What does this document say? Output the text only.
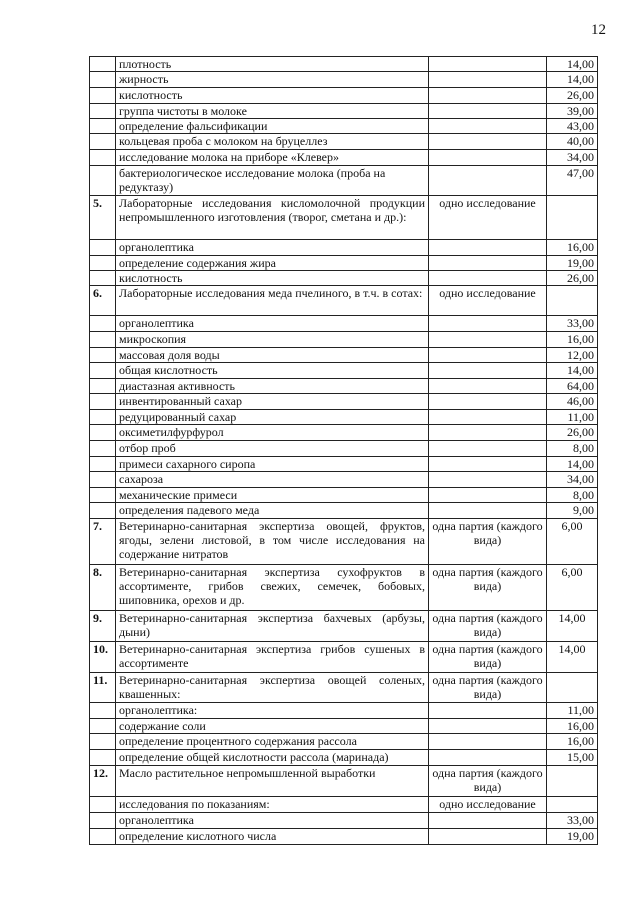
12
	плотность		14,00
	жирность		14,00
	кислотность		26,00
	группа чистоты в молоке		39,00
	определение фальсификации		43,00
	кольцевая проба с молоком на бруцеллез		40,00
	исследование молока на приборе «Клевер»		34,00
	бактериологическое исследование молока (проба на редуктазу)		47,00
5.	Лабораторные исследования кисломолочной продукции непромышленного изготовления (творог, сметана и др.):	одно исследование	
	органолептика		16,00
	определение содержания жира		19,00
	кислотность		26,00
6.	Лабораторные исследования меда пчелиного, в т.ч. в сотах:	одно исследование	
	органолептика		33,00
	микроскопия		16,00
	массовая доля воды		12,00
	общая кислотность		14,00
	диастазная активность		64,00
	инвентированный сахар		46,00
	редуцированный сахар		11,00
	оксиметилфурфурол		26,00
	отбор проб		8,00
	примеси сахарного сиропа		14,00
	сахароза		34,00
	механические примеси		8,00
	определения падевого меда		9,00
7.	Ветеринарно-санитарная экспертиза овощей, фруктов, ягоды, зелени листовой, в том числе исследования на содержание нитратов	одна партия (каждого вида)	6,00
8.	Ветеринарно-санитарная экспертиза сухофруктов в ассортименте, грибов свежих, семечек, бобовых, шиповника, орехов и др.	одна партия (каждого вида)	6,00
9.	Ветеринарно-санитарная экспертиза бахчевых (арбузы, дыни)	одна партия (каждого вида)	14,00
10.	Ветеринарно-санитарная экспертиза грибов сушеных в ассортименте	одна партия (каждого вида)	14,00
11.	Ветеринарно-санитарная экспертиза овощей соленых, квашенных:	одна партия (каждого вида)	
	органолептика:		11,00
	содержание соли		16,00
	определение процентного содержания рассола		16,00
	определение общей кислотности рассола (маринада)		15,00
12.	Масло растительное непромышленной выработки	одна партия (каждого вида)	
	исследования по показаниям:	одно исследование	
	органолептика		33,00
	определение кислотного числа		19,00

== == ==

__PROBLEM STATEMENT__
Identify the lines above with the word "партия". Copy them.

__RESULT OF THE TASK__
7.	Ветеринарно-санитарная экспертиза овощей, фруктов, ягоды, зелени листовой, в том числе исследования на содержание нитратов	одна партия (каждого вида)	6,00
8.	Ветеринарно-санитарная экспертиза сухофруктов в ассортименте, грибов свежих, семечек, бобовых, шиповника, орехов и др.	одна партия (каждого вида)	6,00
9.	Ветеринарно-санитарная экспертиза бахчевых (арбузы, дыни)	одна партия (каждого вида)	14,00
10.	Ветеринарно-санитарная экспертиза грибов сушеных в ассортименте	одна партия (каждого вида)	14,00
11.	Ветеринарно-санитарная экспертиза овощей соленых, квашенных:	одна партия (каждого вида)	
12.	Масло растительное непромышленной выработки	одна партия (каждого вида)	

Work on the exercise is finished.